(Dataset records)
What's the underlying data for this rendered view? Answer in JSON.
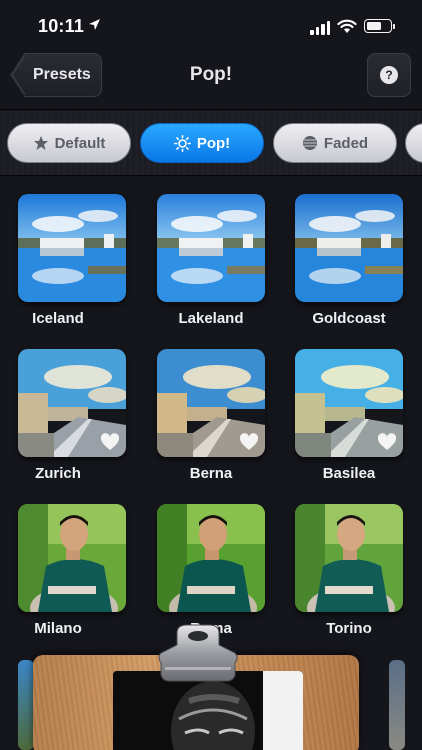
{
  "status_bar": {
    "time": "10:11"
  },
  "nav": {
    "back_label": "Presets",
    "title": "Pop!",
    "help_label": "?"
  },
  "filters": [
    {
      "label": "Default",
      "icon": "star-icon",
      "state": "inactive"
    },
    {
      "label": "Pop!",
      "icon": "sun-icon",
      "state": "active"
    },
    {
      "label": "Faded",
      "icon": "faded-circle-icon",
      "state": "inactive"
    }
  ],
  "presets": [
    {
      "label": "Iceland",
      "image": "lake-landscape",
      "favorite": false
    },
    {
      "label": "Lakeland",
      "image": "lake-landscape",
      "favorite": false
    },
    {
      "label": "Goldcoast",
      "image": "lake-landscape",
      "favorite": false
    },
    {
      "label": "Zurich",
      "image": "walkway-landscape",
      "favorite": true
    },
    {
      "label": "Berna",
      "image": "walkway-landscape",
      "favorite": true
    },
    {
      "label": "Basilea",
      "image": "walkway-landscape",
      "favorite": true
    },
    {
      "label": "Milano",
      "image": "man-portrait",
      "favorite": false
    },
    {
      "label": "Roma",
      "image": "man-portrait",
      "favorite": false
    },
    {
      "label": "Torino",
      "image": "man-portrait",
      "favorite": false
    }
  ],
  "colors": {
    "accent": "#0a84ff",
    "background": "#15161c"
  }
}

GOAL
Copy each line exactly, and leave the pictures out of your copy.

THE COMPLETED TASK
What's the underlying data for this rendered view? Answer in JSON.
{
  "status_bar": {
    "time": "10:11"
  },
  "nav": {
    "back_label": "Presets",
    "title": "Pop!",
    "help_label": "?"
  },
  "filters": [
    {
      "label": "Default",
      "icon": "star-icon",
      "state": "inactive"
    },
    {
      "label": "Pop!",
      "icon": "sun-icon",
      "state": "active"
    },
    {
      "label": "Faded",
      "icon": "faded-circle-icon",
      "state": "inactive"
    }
  ],
  "presets": [
    {
      "label": "Iceland",
      "image": "lake-landscape",
      "favorite": false
    },
    {
      "label": "Lakeland",
      "image": "lake-landscape",
      "favorite": false
    },
    {
      "label": "Goldcoast",
      "image": "lake-landscape",
      "favorite": false
    },
    {
      "label": "Zurich",
      "image": "walkway-landscape",
      "favorite": true
    },
    {
      "label": "Berna",
      "image": "walkway-landscape",
      "favorite": true
    },
    {
      "label": "Basilea",
      "image": "walkway-landscape",
      "favorite": true
    },
    {
      "label": "Milano",
      "image": "man-portrait",
      "favorite": false
    },
    {
      "label": "Roma",
      "image": "man-portrait",
      "favorite": false
    },
    {
      "label": "Torino",
      "image": "man-portrait",
      "favorite": false
    }
  ],
  "colors": {
    "accent": "#0a84ff",
    "background": "#15161c"
  }
}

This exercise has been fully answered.